WHAT IS BEING ASKED —
Pull every line containing the word "number" from the records.

+ + + + +

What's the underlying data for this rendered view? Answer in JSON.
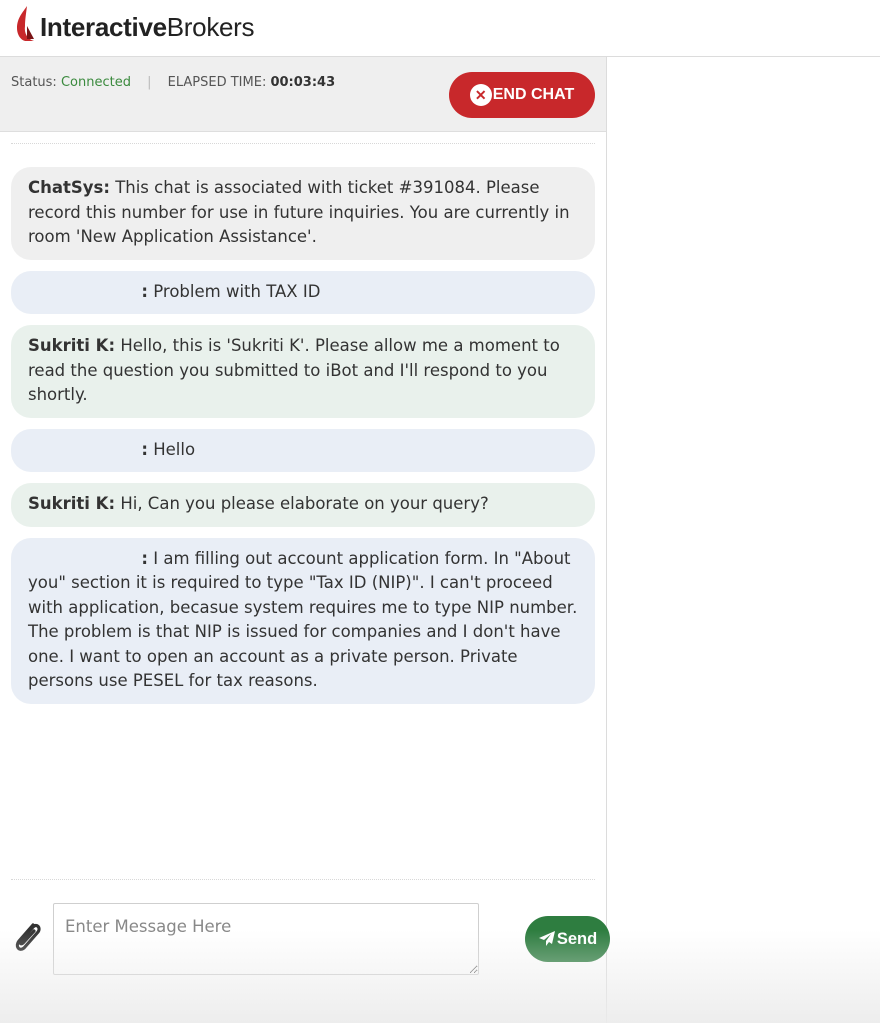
{
  "brand": {
    "logo_bold": "Interactive",
    "logo_regular": "Brokers"
  },
  "status": {
    "label": "Status:",
    "value": "Connected",
    "elapsed_label": "ELAPSED TIME:",
    "elapsed_value": "00:03:43"
  },
  "end_chat": {
    "label": "END CHAT",
    "icon": "close-circle-icon"
  },
  "messages": [
    {
      "type": "system",
      "author": "ChatSys:",
      "text": "This chat is associated with ticket #391084. Please record this number for use in future inquiries. You are currently in room 'New Application Assistance'."
    },
    {
      "type": "user",
      "author": ":",
      "text": "Problem with TAX ID"
    },
    {
      "type": "agent",
      "author": "Sukriti K:",
      "text": "Hello, this is 'Sukriti K'. Please allow me a moment to read the question you submitted to iBot and I'll respond to you shortly."
    },
    {
      "type": "user",
      "author": ":",
      "text": "Hello"
    },
    {
      "type": "agent",
      "author": "Sukriti K:",
      "text": "Hi, Can you please elaborate on your query?"
    },
    {
      "type": "user",
      "author": ":",
      "text": "I am filling out account application form. In \"About you\" section it is required to type \"Tax ID (NIP)\". I can't proceed with application, becasue system requires me to type NIP number. The problem is that NIP is issued for companies and I don't have one. I want to open an account as a private person. Private persons use PESEL for tax reasons."
    }
  ],
  "composer": {
    "placeholder": "Enter Message Here",
    "value": "",
    "attach_icon": "paperclip-icon",
    "send_label": "Send",
    "send_icon": "paper-plane-icon"
  },
  "colors": {
    "brand_red": "#c8282b",
    "connected_green": "#3b8a3e",
    "send_green": "#2e7d40",
    "system_bubble": "#efefef",
    "user_bubble": "#e9eef6",
    "agent_bubble": "#e9f1ec"
  }
}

+ + + + +

THE RESULT —
      "text": "This chat is associated with ticket #391084. Please record this number for use in future inquiries. You are currently in room 'New Application Assistance'."
      "text": "I am filling out account application form. In \"About you\" section it is required to type \"Tax ID (NIP)\". I can't proceed with application, becasue system requires me to type NIP number. The problem is that NIP is issued for companies and I don't have one. I want to open an account as a private person. Private persons use PESEL for tax reasons."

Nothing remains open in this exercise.